====== Entries
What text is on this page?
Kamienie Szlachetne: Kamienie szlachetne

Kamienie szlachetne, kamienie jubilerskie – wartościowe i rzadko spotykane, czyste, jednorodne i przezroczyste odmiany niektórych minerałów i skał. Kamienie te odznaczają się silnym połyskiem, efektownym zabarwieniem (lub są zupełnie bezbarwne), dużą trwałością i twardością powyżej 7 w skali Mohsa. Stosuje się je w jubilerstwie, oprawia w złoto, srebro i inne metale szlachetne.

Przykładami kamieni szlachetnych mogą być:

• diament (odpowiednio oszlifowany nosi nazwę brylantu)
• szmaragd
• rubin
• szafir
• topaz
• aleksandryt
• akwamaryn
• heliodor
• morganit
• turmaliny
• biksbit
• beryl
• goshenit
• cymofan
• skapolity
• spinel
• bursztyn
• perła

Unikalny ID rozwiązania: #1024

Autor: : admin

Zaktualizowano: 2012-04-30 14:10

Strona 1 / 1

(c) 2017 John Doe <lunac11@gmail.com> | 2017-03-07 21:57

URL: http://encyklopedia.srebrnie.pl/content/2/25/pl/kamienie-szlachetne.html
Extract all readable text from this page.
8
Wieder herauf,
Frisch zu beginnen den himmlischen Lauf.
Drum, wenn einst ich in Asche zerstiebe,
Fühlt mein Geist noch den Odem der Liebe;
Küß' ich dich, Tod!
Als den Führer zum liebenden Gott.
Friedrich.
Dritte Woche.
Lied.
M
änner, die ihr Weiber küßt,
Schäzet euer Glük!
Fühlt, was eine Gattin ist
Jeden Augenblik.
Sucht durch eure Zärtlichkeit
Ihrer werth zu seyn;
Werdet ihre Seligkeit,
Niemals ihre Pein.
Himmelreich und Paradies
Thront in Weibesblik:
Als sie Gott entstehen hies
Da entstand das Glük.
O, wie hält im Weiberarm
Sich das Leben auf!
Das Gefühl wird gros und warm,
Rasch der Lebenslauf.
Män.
============
• Job:
Whenever "this" turns up in a line, pick that line out.

• Answer in full:
What text is on this page?
Extract all readable text from this page.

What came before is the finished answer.